== STATED TASK ==
Take the stretch of the records from the line with "Patent image size: (476, 335)." through the line with "The cartridge body 11 is at (433, 151)." and write only those lines out again, changing "film cartridge" to "film cassette" and leaving everything else as it is.

--------------------------------------------------

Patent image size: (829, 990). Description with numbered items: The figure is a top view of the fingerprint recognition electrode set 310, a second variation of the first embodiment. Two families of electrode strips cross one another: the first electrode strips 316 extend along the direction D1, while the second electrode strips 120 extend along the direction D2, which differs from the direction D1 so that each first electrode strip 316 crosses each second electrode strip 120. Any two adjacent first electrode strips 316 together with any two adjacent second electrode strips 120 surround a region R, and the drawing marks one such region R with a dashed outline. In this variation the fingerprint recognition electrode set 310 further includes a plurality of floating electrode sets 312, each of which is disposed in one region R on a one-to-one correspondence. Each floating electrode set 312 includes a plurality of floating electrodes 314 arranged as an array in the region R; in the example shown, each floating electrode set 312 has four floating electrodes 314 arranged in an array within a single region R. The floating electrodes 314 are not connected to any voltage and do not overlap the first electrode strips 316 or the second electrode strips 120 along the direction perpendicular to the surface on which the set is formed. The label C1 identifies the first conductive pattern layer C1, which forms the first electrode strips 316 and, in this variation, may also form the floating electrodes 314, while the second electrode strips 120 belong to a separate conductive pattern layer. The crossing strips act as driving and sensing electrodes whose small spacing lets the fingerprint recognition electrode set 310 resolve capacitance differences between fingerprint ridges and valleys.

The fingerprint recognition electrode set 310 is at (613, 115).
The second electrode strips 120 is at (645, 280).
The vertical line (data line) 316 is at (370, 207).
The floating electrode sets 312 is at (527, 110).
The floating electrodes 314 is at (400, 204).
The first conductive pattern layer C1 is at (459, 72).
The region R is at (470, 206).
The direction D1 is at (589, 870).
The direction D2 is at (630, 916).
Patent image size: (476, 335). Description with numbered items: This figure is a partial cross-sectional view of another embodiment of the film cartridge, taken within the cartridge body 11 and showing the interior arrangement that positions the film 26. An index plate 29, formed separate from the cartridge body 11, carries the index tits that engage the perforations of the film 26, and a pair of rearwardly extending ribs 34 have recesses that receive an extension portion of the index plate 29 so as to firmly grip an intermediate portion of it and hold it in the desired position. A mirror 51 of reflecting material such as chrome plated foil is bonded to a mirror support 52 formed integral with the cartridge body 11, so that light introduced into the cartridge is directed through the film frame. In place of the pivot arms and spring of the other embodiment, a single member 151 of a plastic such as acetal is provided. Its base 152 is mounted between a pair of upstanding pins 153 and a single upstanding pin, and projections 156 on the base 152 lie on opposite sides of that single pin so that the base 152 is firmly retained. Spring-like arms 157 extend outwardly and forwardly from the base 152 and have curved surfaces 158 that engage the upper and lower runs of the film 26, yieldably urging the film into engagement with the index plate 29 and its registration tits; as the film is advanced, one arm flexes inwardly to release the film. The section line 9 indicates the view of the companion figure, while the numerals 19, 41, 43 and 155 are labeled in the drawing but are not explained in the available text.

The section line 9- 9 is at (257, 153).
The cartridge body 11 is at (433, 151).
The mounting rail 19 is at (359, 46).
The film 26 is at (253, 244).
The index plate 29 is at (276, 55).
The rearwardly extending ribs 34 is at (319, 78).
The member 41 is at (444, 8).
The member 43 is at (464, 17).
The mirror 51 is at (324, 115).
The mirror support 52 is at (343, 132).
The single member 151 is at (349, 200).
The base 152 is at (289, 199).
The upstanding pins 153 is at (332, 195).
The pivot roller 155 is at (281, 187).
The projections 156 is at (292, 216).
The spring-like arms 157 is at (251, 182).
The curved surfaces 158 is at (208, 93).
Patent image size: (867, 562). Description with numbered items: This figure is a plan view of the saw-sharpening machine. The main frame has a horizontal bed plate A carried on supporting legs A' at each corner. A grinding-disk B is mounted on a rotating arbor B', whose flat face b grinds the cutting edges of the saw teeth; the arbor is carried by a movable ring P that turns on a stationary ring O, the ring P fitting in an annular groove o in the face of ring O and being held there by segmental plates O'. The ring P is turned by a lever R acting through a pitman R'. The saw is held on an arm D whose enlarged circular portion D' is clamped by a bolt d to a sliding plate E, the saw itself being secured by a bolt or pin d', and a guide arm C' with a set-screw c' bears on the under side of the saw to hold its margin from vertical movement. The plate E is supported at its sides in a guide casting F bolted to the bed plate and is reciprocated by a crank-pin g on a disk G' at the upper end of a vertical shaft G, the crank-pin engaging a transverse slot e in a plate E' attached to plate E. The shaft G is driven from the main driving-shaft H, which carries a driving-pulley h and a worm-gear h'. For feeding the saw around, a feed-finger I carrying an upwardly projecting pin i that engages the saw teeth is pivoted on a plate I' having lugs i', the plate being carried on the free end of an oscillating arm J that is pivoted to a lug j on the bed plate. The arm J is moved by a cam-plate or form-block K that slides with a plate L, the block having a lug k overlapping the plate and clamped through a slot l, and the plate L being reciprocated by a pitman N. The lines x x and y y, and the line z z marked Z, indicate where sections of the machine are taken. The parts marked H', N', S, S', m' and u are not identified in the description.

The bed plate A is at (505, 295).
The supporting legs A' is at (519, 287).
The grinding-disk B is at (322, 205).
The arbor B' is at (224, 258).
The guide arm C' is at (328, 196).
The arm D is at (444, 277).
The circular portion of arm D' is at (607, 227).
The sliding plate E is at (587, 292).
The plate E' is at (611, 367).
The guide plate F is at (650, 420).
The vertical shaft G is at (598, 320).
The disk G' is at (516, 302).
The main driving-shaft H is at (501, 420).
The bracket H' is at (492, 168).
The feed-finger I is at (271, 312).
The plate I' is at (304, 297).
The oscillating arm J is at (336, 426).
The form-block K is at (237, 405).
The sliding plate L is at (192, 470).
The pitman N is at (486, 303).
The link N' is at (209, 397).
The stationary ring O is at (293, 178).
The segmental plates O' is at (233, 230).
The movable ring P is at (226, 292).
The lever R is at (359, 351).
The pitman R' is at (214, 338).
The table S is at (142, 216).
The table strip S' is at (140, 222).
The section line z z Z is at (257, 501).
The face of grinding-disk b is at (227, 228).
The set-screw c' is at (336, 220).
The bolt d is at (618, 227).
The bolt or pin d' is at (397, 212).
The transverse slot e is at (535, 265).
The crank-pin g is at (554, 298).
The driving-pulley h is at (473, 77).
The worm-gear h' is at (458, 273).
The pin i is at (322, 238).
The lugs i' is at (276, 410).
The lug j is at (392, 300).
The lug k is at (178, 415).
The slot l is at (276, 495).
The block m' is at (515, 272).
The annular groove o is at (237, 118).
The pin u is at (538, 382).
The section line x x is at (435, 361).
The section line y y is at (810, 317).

--------------------------------------------------

== SOLUTION TO THE PROBLEM ==
Patent image size: (476, 335). Description with numbered items: This figure is a partial cross-sectional view of another embodiment of the film cassette, taken within the cartridge body 11 and showing the interior arrangement that positions the film 26. An index plate 29, formed separate from the cartridge body 11, carries the index tits that engage the perforations of the film 26, and a pair of rearwardly extending ribs 34 have recesses that receive an extension portion of the index plate 29 so as to firmly grip an intermediate portion of it and hold it in the desired position. A mirror 51 of reflecting material such as chrome plated foil is bonded to a mirror support 52 formed integral with the cartridge body 11, so that light introduced into the cartridge is directed through the film frame. In place of the pivot arms and spring of the other embodiment, a single member 151 of a plastic such as acetal is provided. Its base 152 is mounted between a pair of upstanding pins 153 and a single upstanding pin, and projections 156 on the base 152 lie on opposite sides of that single pin so that the base 152 is firmly retained. Spring-like arms 157 extend outwardly and forwardly from the base 152 and have curved surfaces 158 that engage the upper and lower runs of the film 26, yieldably urging the film into engagement with the index plate 29 and its registration tits; as the film is advanced, one arm flexes inwardly to release the film. The section line 9 indicates the view of the companion figure, while the numerals 19, 41, 43 and 155 are labeled in the drawing but are not explained in the available text.

The section line 9- 9 is at (257, 153).
The cartridge body 11 is at (433, 151).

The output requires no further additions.